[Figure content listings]
— start —
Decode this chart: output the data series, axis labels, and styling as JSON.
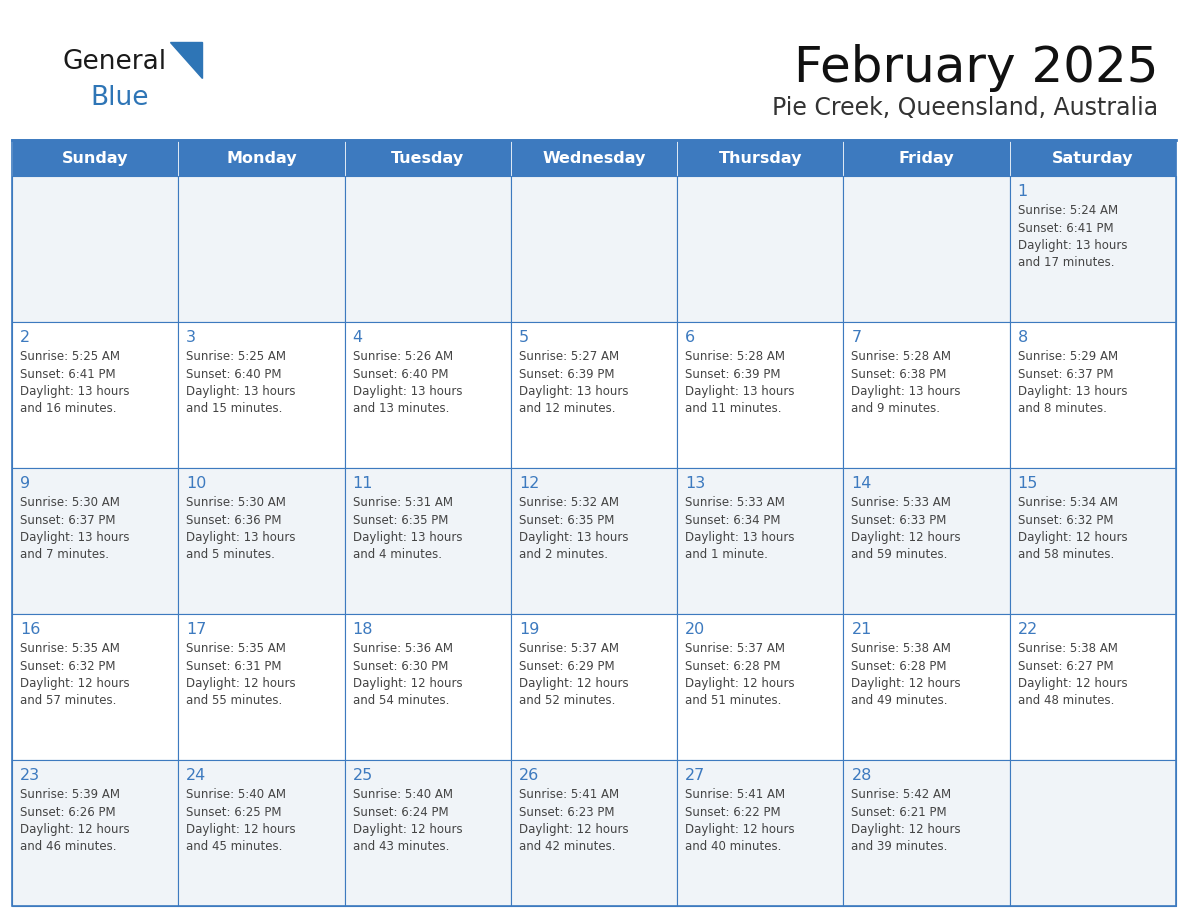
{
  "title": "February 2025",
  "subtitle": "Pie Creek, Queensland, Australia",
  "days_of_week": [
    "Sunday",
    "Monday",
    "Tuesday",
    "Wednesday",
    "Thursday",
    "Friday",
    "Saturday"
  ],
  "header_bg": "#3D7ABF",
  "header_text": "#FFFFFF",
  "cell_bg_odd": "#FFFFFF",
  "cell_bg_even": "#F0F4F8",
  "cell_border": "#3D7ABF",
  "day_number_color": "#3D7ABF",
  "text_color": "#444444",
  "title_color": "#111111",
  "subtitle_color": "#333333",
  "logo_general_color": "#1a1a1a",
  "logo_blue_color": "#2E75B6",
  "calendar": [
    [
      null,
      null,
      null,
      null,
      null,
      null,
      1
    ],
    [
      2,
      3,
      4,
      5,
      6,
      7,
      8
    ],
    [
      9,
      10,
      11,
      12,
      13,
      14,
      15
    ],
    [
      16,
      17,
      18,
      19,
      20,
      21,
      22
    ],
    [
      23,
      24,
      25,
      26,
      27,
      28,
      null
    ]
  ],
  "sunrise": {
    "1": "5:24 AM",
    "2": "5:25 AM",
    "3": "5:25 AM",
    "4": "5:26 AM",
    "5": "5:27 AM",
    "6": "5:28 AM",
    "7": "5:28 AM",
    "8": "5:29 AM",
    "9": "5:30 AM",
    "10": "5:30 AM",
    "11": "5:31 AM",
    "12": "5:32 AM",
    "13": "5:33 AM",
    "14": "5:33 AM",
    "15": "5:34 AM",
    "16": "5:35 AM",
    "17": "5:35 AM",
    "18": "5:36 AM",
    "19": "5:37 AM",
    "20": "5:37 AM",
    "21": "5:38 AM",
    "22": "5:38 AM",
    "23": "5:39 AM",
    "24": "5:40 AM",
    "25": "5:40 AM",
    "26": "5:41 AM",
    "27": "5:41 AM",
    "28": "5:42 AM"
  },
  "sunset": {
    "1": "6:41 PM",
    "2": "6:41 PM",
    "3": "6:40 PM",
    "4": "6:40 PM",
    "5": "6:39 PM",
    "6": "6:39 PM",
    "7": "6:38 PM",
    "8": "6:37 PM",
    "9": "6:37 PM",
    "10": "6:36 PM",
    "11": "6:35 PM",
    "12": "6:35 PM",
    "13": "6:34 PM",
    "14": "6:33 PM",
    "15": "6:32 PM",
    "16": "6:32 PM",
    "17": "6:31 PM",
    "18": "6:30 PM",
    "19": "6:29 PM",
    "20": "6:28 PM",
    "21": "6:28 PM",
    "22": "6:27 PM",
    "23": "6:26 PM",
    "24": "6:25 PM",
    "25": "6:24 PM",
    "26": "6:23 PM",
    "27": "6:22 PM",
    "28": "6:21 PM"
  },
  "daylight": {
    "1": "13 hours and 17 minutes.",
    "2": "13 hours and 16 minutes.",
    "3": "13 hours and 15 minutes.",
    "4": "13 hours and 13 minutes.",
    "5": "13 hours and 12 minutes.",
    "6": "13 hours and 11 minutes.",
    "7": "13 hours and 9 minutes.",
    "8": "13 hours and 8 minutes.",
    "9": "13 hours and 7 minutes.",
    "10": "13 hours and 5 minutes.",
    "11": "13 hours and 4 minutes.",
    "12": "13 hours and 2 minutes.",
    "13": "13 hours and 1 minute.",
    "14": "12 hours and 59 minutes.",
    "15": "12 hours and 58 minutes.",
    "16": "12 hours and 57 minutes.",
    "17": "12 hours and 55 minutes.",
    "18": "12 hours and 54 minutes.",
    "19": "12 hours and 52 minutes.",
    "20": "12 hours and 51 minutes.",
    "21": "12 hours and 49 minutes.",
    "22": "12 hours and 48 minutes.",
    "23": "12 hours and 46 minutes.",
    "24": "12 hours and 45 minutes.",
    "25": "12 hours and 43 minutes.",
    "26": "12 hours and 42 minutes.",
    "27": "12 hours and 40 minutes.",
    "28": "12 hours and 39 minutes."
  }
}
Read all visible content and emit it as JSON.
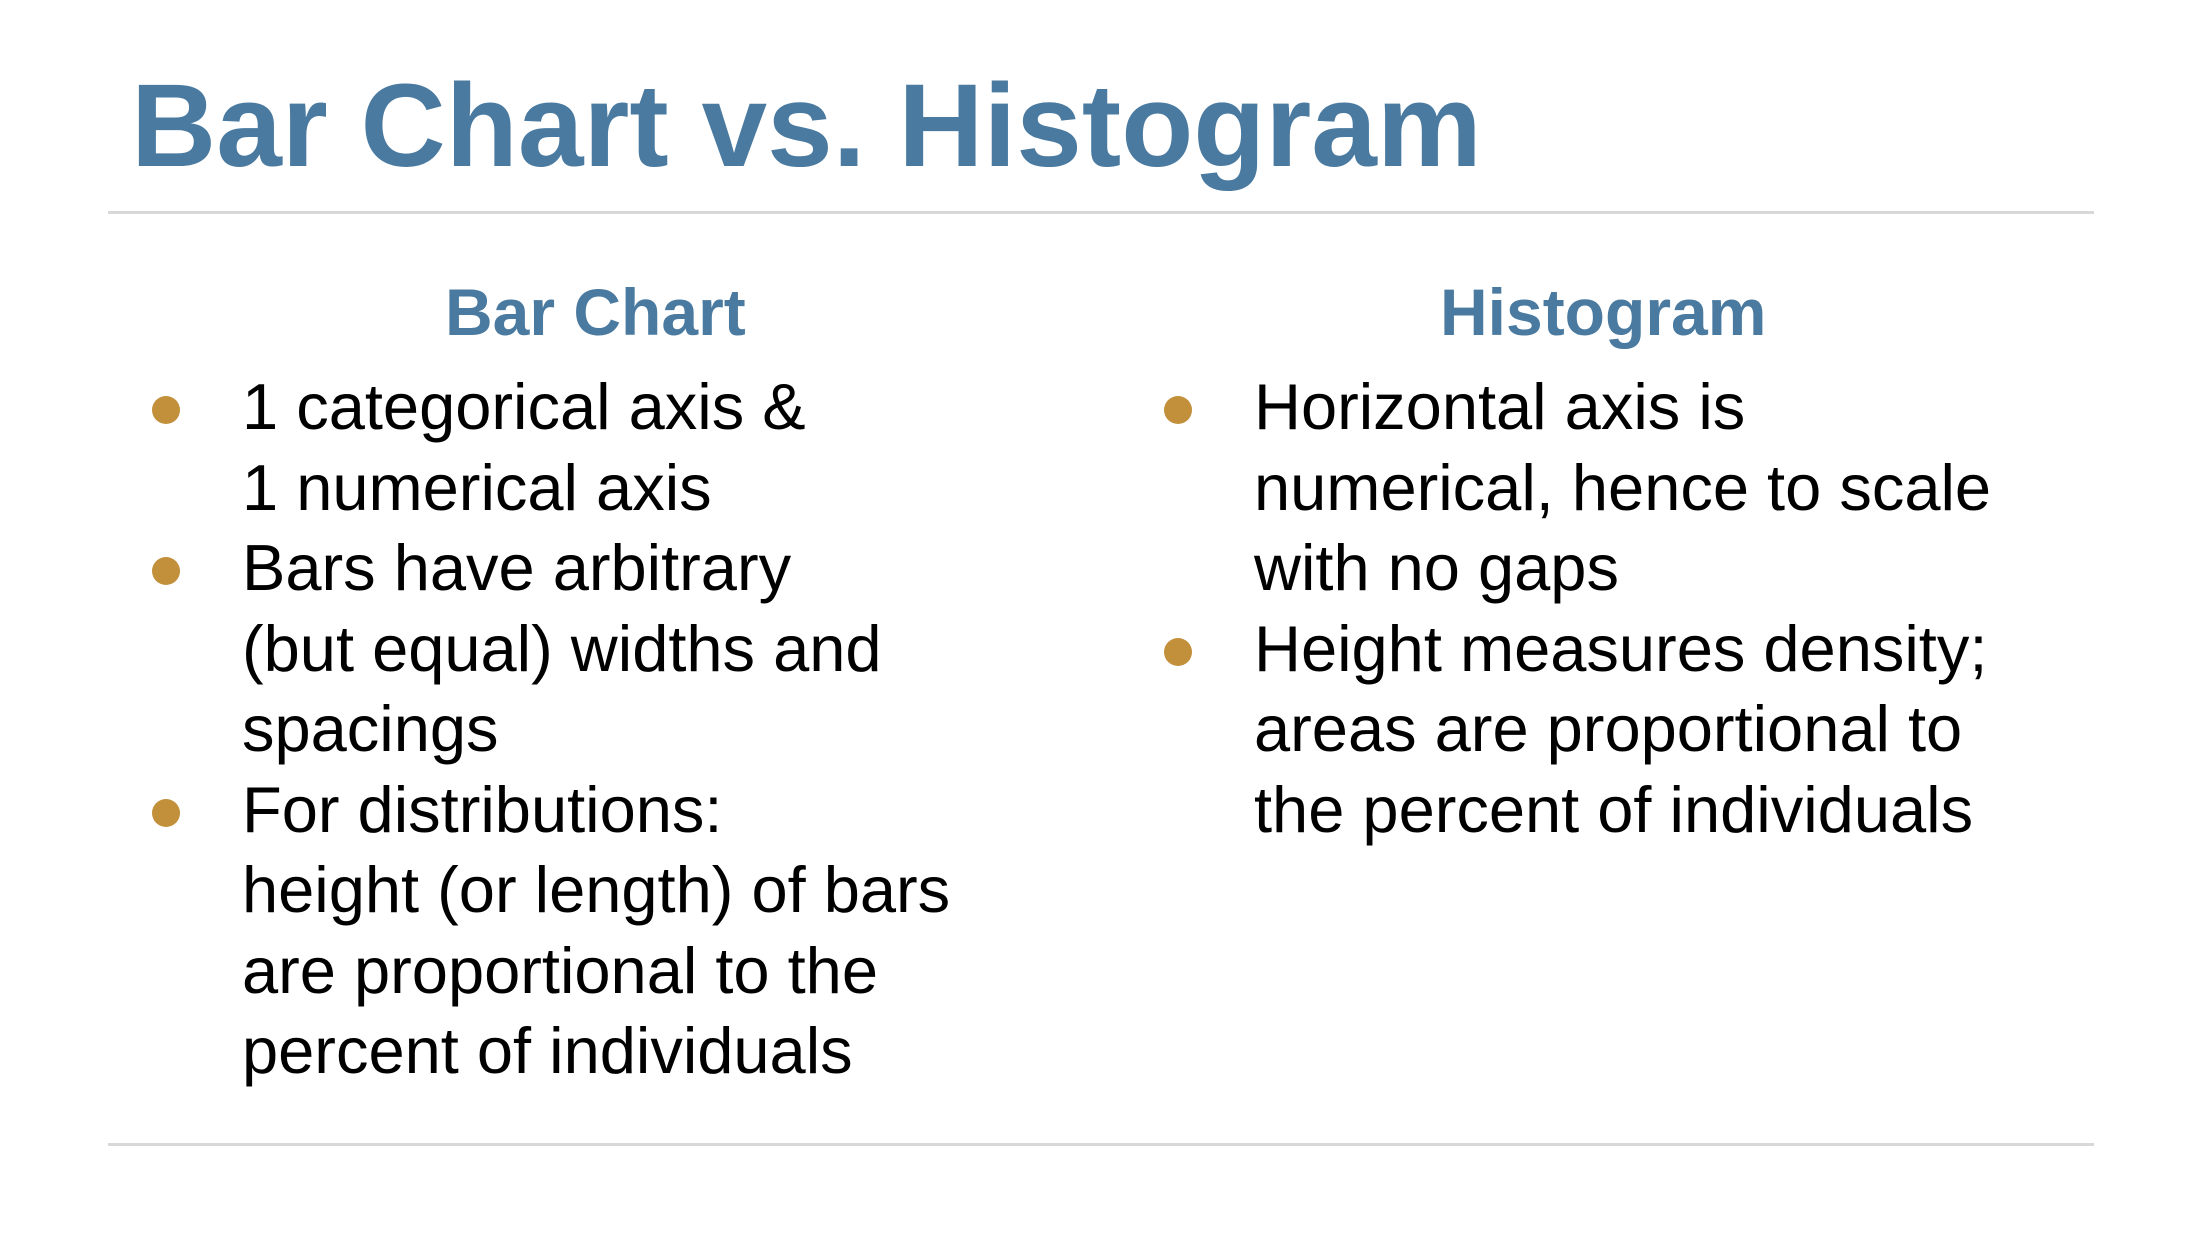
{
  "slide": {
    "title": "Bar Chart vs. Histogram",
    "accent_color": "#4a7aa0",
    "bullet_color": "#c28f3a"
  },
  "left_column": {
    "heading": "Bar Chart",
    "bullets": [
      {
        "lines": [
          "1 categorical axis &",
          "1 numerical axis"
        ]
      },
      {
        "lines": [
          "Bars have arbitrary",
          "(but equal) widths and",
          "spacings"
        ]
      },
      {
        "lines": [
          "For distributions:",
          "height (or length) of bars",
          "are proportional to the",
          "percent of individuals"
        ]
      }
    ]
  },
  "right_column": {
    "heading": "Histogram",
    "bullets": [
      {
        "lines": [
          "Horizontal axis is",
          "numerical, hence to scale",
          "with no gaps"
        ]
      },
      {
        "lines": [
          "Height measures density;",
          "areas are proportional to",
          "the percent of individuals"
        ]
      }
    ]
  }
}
— end —
Gather all the lines that include the word "percent" and copy them out.

          "percent of individuals"
          "the percent of individuals"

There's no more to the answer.